The problem: Filter out everything except lines holding "name".

──────── Data for the task

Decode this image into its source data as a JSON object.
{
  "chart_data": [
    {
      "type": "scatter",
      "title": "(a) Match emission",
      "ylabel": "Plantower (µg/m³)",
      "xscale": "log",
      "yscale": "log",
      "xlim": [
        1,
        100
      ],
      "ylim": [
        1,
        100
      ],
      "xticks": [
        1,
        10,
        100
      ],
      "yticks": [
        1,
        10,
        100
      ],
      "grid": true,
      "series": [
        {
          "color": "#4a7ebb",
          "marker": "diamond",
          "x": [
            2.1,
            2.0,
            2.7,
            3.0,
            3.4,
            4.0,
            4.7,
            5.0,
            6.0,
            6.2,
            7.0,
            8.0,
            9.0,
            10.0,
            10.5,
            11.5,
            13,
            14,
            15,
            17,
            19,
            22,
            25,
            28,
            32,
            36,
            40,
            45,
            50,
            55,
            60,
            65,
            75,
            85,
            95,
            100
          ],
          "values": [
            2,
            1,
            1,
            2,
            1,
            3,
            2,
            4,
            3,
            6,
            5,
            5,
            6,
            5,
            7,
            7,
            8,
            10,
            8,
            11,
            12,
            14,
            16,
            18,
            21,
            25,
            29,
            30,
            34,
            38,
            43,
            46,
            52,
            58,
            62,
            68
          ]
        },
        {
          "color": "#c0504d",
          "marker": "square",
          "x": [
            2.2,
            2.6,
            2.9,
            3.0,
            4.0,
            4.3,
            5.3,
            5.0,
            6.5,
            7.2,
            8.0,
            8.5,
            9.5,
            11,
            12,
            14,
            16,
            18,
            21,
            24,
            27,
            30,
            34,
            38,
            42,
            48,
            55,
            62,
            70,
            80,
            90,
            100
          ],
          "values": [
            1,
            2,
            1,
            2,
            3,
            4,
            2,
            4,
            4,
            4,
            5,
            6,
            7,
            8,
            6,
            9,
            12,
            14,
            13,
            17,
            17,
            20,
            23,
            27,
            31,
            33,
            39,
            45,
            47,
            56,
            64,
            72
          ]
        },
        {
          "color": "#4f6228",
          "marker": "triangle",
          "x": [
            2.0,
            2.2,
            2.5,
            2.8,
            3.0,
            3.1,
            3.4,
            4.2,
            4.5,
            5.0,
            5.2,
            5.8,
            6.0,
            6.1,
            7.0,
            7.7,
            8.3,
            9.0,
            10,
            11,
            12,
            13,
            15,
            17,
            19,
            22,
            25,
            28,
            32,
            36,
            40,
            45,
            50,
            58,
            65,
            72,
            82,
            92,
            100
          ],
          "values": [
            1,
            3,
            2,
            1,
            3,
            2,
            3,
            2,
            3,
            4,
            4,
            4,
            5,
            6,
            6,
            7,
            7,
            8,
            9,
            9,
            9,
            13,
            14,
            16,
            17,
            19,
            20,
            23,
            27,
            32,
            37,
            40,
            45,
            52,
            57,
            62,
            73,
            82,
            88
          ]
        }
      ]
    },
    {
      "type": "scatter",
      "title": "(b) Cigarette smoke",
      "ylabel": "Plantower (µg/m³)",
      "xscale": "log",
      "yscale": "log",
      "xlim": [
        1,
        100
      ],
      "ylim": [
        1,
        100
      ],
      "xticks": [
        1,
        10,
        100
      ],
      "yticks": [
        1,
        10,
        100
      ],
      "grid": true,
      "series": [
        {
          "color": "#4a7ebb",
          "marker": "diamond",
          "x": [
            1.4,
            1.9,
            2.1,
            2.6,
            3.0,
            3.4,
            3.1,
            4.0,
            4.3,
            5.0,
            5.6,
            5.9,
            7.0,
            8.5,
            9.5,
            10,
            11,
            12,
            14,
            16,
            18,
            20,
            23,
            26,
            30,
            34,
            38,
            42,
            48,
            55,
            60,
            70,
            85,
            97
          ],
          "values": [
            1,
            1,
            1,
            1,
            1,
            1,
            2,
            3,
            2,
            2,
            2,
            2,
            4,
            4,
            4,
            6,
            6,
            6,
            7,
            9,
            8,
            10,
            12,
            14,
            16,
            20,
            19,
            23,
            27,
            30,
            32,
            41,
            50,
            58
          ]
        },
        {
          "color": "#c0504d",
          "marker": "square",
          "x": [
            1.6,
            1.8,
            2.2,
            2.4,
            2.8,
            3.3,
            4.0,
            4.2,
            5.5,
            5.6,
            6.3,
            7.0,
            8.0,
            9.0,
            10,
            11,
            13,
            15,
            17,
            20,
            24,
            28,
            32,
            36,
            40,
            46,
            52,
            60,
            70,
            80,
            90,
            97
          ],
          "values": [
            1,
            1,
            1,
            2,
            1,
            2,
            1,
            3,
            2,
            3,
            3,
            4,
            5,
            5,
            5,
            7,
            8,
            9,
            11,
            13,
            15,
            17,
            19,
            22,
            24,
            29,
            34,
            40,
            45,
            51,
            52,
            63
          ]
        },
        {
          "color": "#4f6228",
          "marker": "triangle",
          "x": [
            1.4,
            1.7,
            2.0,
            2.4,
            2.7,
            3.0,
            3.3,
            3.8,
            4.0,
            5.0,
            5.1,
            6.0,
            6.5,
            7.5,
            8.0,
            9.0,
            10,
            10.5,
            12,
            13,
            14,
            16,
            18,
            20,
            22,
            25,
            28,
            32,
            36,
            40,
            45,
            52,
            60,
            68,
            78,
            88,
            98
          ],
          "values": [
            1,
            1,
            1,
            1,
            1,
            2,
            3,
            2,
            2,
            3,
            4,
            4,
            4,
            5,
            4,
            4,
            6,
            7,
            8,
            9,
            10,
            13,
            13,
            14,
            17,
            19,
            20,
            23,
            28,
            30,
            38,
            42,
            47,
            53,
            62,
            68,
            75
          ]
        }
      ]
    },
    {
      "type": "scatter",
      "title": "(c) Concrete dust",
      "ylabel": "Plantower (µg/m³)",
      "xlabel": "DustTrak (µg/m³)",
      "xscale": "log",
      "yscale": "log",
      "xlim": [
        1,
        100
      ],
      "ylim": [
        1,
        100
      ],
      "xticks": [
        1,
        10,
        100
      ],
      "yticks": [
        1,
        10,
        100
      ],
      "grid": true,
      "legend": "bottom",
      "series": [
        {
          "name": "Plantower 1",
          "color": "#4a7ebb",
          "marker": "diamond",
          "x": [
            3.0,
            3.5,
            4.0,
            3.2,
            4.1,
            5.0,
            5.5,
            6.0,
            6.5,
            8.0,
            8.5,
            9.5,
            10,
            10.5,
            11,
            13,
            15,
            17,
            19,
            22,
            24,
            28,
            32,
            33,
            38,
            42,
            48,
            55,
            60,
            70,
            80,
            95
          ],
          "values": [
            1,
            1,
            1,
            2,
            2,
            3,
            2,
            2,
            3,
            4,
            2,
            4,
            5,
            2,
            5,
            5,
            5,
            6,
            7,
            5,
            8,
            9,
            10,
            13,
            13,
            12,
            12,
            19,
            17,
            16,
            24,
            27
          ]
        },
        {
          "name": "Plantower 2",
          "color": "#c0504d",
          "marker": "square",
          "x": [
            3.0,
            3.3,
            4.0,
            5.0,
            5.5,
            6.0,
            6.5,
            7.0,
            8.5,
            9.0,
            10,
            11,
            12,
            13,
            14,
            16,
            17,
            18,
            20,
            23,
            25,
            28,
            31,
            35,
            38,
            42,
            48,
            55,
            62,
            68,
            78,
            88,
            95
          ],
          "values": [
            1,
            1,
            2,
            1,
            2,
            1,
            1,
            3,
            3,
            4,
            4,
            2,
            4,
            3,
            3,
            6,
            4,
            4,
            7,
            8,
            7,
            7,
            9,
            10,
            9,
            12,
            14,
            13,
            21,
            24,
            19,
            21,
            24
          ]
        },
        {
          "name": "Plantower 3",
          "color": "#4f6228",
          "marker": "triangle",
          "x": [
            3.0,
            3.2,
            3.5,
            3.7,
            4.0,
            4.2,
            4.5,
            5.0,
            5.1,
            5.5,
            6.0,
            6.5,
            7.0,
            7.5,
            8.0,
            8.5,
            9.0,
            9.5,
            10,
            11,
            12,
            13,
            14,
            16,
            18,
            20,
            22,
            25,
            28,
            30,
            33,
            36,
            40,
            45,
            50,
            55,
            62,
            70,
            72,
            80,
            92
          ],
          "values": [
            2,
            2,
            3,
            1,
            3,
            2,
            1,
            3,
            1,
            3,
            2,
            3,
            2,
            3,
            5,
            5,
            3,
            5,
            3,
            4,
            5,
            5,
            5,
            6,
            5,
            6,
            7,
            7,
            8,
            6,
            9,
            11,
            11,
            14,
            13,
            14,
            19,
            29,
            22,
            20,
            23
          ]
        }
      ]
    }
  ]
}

────────────────

Solution:
          "name": "Plantower 1",
          "name": "Plantower 2",
          "name": "Plantower 3",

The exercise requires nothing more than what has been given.